Lines containing "sportszervezet" are to be counted. Give the number and nothing more.

"""

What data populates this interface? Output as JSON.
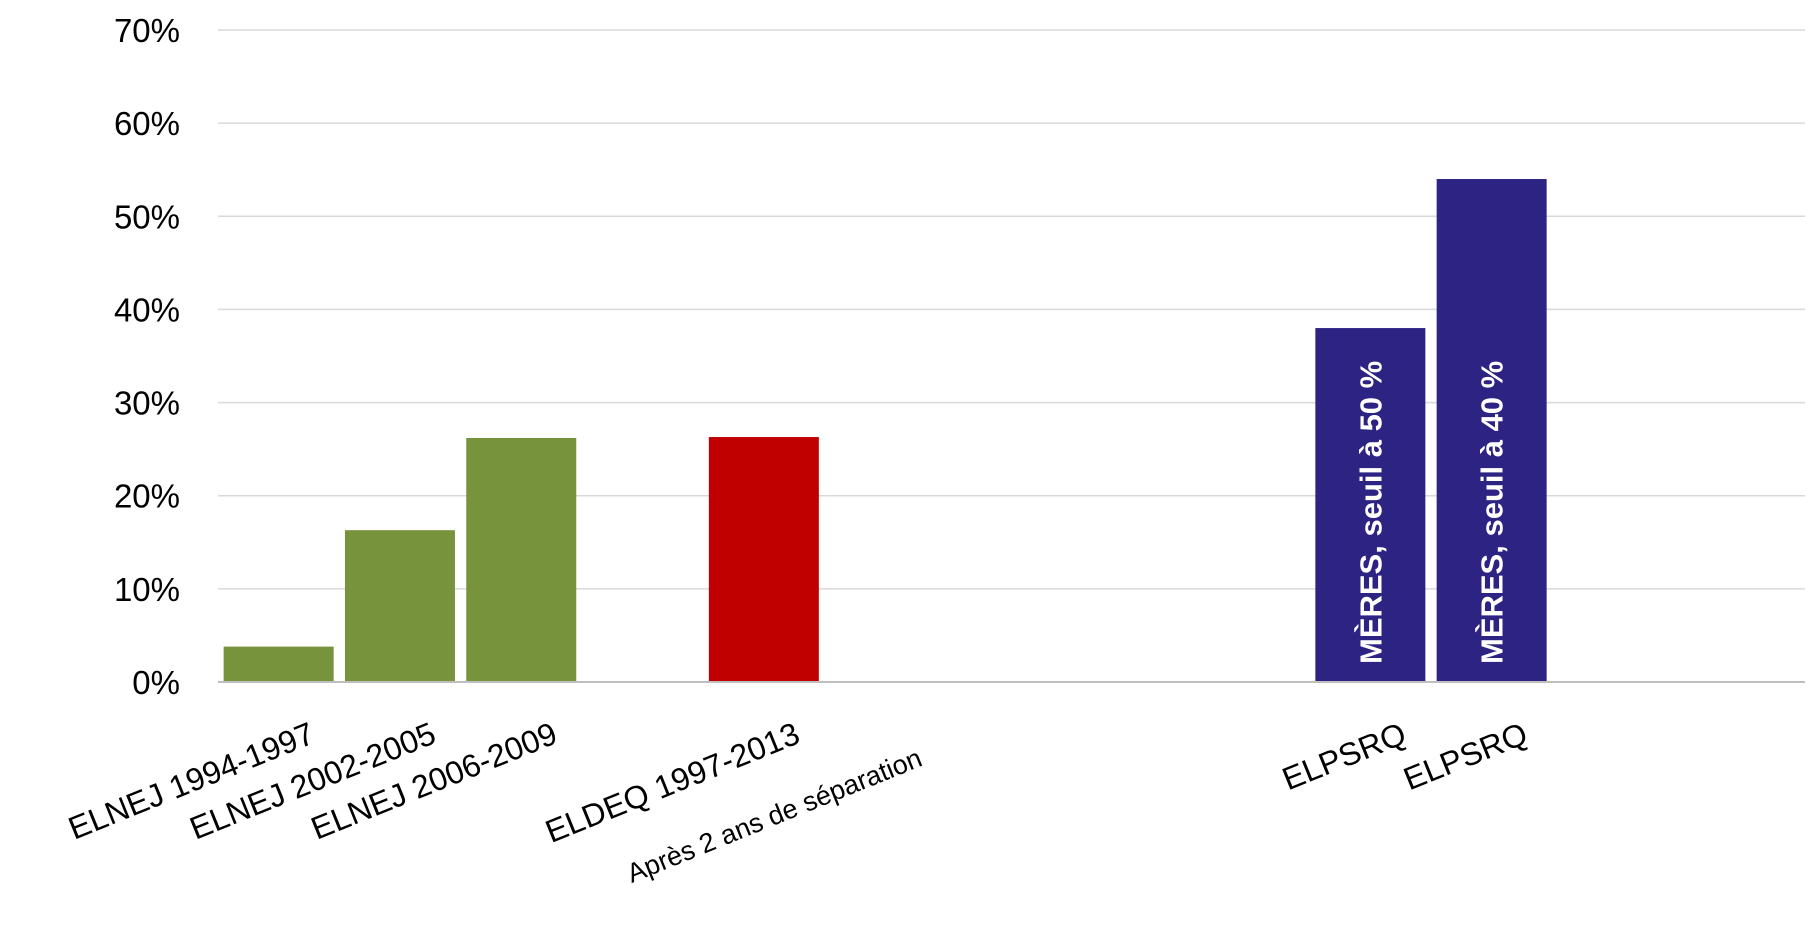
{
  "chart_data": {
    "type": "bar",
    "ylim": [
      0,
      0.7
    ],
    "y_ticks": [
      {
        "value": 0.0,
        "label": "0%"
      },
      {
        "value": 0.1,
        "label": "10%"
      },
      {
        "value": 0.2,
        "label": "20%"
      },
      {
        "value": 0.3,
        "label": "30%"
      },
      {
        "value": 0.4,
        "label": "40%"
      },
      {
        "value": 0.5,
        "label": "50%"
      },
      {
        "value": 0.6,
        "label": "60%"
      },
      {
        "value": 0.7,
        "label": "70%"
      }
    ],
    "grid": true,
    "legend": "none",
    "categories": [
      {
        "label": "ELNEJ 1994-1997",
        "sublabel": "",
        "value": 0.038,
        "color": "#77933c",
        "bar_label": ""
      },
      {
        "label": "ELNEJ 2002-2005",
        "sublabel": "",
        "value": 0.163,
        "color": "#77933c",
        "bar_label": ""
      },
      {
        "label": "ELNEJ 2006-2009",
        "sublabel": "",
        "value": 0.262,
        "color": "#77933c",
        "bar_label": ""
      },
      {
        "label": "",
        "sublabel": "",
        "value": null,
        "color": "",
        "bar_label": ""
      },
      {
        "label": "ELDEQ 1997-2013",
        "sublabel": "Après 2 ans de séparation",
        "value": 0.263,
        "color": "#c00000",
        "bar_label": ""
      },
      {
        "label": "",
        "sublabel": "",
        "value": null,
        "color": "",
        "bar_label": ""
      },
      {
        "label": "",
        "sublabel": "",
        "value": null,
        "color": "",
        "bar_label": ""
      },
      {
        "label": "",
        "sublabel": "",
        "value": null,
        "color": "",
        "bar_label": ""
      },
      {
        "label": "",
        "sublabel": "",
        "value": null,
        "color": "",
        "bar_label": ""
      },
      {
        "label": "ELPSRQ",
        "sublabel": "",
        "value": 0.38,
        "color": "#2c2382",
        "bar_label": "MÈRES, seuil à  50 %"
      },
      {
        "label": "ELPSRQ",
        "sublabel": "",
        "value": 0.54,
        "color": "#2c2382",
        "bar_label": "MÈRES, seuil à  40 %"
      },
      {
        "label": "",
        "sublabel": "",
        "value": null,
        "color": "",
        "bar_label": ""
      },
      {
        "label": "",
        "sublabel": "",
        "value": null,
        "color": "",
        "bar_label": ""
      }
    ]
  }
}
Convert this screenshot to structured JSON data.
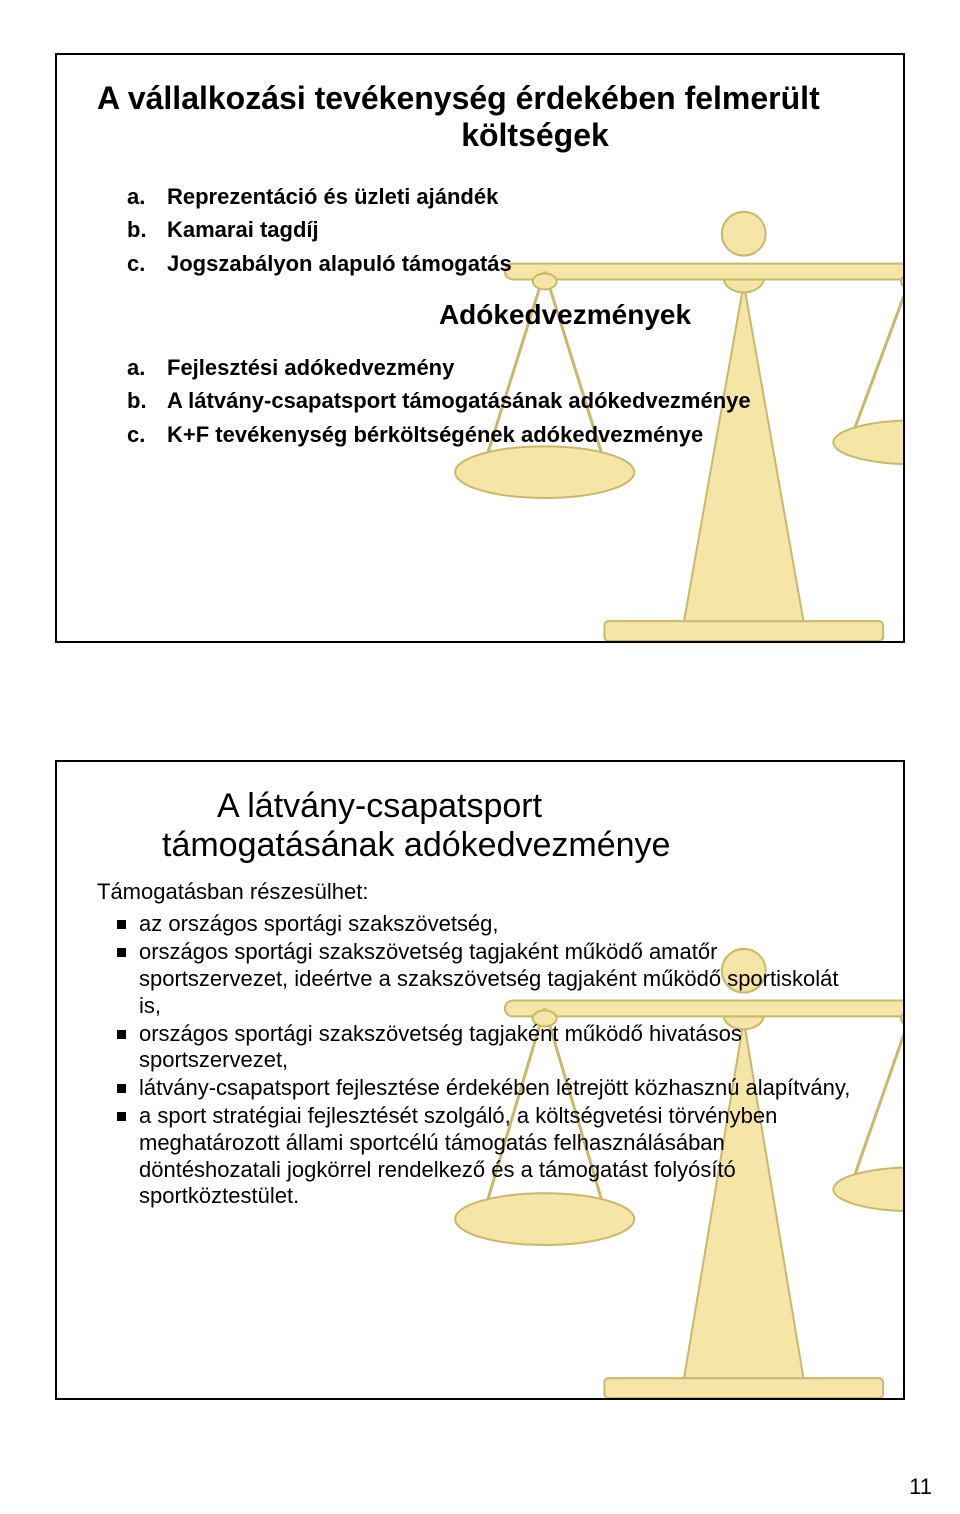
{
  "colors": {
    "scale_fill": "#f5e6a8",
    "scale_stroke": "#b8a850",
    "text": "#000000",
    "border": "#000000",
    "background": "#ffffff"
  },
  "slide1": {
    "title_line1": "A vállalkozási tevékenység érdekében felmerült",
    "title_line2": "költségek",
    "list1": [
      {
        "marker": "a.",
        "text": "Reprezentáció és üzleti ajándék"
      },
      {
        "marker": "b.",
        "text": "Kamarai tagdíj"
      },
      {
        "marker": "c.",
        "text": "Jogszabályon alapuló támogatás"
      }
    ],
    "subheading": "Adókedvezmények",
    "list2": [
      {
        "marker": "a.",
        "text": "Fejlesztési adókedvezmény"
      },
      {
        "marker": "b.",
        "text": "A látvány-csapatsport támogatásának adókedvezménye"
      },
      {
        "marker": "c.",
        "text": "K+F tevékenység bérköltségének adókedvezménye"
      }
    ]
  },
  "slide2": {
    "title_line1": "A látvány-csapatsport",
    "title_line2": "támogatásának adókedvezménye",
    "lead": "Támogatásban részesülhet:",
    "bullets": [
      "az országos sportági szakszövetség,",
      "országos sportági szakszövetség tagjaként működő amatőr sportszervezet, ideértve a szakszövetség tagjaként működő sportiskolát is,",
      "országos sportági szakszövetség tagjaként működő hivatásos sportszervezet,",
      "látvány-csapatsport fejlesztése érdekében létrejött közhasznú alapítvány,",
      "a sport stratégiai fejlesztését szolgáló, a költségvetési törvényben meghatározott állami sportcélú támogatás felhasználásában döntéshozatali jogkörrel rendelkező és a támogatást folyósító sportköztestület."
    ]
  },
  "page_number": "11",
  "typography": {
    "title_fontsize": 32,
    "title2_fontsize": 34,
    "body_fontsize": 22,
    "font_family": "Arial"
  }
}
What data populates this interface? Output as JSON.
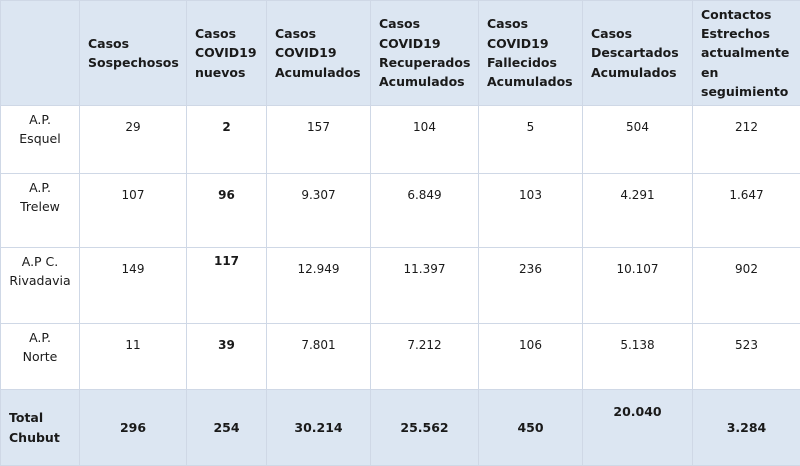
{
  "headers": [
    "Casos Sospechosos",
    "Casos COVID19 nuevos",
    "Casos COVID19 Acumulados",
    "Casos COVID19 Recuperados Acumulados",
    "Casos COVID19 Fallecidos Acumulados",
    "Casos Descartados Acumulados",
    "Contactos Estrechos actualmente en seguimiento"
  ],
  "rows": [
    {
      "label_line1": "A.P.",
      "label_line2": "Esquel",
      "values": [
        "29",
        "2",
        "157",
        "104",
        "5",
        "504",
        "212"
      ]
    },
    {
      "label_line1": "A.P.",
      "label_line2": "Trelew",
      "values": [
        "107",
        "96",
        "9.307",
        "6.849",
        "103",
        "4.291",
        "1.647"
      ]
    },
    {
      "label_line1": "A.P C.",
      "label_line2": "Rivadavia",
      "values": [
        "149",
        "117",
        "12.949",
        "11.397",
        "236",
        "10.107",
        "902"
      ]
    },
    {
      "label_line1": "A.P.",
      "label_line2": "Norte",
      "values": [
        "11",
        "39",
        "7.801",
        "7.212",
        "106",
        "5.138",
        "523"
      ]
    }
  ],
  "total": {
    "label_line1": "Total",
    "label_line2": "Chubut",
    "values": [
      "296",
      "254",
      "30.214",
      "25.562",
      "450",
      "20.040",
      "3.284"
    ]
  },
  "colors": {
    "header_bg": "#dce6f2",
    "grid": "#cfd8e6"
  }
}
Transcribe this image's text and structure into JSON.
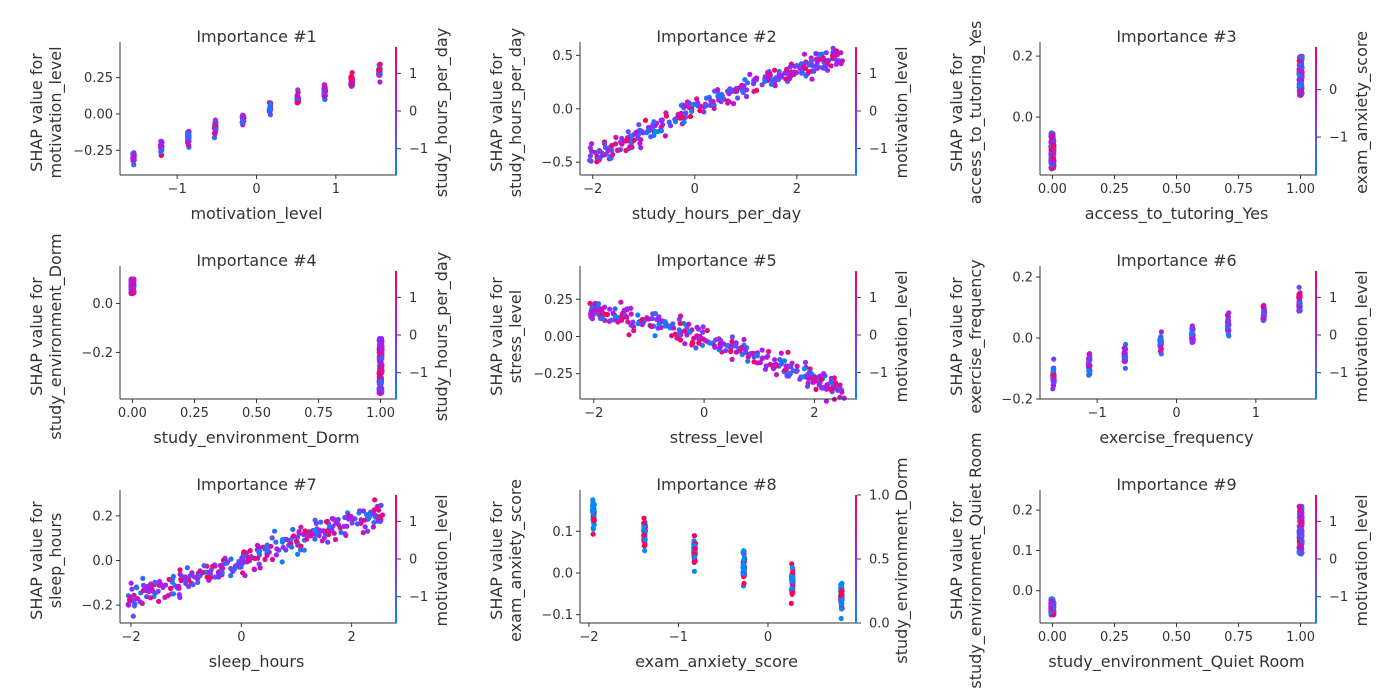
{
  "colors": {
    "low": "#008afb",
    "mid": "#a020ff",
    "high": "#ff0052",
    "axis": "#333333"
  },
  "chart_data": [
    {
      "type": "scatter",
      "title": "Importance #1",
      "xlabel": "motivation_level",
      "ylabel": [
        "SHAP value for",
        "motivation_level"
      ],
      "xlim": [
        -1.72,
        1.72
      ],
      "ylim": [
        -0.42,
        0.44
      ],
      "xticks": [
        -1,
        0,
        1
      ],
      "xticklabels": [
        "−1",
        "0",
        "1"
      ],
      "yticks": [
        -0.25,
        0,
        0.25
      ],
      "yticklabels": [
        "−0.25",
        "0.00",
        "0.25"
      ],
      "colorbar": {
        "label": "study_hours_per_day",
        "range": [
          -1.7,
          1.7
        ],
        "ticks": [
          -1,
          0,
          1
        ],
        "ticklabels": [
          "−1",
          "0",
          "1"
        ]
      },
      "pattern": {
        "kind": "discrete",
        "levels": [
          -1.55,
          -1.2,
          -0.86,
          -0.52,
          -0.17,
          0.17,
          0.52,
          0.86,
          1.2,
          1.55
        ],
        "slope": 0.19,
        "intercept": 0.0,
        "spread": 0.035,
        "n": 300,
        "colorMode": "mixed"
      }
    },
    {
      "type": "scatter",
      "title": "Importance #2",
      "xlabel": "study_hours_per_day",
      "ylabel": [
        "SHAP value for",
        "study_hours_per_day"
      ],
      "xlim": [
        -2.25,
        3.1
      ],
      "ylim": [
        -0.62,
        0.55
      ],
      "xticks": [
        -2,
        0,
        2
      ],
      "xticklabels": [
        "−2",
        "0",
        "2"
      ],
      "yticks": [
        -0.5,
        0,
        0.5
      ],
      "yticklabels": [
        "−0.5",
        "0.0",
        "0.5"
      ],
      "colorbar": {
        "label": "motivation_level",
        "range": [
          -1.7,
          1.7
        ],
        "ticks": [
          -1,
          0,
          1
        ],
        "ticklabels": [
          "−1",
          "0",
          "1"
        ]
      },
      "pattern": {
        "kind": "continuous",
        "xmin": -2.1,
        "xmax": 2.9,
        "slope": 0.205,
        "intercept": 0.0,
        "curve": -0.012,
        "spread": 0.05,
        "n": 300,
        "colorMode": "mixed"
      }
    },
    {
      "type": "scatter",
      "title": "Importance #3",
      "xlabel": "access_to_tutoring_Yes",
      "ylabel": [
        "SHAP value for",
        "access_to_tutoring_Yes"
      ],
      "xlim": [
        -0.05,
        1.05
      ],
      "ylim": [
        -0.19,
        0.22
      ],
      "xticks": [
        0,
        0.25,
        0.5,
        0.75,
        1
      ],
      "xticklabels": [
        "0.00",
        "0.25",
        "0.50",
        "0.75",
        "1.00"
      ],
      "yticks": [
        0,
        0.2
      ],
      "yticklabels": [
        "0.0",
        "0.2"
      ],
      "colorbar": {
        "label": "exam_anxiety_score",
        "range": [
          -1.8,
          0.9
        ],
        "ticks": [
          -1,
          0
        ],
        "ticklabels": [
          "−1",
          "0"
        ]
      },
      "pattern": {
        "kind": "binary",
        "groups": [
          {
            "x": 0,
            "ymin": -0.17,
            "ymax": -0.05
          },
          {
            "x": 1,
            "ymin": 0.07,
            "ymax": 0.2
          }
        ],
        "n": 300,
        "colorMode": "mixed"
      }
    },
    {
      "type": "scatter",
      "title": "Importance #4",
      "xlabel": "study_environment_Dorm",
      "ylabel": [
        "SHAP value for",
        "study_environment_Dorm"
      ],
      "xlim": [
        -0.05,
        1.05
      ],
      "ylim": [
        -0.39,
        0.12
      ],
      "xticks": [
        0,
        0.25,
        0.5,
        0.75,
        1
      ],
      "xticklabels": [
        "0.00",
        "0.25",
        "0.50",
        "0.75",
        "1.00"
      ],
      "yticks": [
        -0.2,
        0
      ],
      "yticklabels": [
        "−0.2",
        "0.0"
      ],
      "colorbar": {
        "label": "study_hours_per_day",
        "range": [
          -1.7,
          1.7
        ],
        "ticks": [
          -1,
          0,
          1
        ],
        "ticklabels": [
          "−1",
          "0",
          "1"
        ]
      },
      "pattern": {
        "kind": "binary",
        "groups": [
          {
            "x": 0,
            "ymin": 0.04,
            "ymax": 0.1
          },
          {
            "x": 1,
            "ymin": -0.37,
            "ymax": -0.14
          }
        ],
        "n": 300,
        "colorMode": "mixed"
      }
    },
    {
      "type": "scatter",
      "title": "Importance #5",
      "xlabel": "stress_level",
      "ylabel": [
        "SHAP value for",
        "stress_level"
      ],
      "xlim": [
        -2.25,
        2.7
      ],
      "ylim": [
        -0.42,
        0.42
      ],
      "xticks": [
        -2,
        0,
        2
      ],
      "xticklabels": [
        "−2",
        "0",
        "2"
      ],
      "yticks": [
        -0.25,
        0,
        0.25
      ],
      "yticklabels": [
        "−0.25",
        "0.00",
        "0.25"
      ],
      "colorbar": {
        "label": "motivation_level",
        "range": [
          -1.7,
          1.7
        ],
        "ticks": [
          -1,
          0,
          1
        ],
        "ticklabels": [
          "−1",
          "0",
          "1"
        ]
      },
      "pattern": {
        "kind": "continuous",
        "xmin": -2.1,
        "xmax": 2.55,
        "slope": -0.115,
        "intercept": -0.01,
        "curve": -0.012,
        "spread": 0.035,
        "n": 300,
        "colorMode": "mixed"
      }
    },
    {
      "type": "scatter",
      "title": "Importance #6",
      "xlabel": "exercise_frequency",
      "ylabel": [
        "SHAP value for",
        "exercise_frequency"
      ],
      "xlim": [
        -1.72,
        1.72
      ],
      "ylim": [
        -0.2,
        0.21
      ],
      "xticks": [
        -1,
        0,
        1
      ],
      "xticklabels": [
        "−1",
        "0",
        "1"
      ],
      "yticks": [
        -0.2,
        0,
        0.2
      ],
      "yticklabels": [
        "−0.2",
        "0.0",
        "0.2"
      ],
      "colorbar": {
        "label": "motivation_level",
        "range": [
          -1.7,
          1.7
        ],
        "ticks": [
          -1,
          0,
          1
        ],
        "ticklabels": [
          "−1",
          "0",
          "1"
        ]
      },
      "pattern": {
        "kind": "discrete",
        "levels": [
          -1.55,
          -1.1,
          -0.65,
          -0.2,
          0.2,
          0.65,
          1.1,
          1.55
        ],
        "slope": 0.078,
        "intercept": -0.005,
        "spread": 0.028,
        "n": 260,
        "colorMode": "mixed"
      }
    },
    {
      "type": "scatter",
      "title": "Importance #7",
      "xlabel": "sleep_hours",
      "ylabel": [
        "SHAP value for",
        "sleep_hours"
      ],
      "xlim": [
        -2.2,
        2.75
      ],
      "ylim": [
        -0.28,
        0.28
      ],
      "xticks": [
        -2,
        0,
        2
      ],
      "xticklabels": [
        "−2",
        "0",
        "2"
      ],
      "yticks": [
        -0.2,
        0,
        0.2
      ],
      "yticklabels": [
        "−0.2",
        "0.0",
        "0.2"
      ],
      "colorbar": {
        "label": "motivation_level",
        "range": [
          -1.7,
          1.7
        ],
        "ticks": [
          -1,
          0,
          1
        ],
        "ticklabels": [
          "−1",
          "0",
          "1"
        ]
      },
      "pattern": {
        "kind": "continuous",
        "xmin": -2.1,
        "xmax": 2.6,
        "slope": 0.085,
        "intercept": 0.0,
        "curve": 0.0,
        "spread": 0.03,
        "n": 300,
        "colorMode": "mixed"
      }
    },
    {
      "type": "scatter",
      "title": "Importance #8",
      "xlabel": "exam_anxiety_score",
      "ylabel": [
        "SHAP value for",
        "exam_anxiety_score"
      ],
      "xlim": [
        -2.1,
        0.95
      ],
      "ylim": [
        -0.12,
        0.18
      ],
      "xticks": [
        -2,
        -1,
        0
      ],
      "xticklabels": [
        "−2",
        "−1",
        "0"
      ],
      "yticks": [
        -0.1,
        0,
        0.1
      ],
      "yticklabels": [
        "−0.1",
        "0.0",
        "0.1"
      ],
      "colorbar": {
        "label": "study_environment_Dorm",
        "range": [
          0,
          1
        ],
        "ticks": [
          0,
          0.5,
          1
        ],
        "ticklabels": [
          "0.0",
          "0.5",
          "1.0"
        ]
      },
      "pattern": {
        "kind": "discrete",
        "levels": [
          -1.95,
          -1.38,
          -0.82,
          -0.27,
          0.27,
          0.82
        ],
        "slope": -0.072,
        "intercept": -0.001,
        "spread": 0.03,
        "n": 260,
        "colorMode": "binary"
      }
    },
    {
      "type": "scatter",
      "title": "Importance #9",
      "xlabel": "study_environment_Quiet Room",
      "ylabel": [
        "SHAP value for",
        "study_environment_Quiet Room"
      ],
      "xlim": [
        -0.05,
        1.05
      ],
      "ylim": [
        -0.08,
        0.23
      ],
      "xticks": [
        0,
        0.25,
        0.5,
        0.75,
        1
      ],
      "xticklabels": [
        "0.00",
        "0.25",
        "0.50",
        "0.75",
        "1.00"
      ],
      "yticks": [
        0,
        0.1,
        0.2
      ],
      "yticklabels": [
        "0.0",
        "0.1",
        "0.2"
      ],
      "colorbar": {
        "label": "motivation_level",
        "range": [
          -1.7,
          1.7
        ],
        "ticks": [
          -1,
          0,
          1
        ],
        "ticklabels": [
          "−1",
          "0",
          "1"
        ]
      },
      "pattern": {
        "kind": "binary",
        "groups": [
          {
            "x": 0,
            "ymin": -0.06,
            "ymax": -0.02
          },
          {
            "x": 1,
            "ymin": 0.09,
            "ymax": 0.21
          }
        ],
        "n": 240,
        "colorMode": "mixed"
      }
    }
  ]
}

"""

#### Complete response
2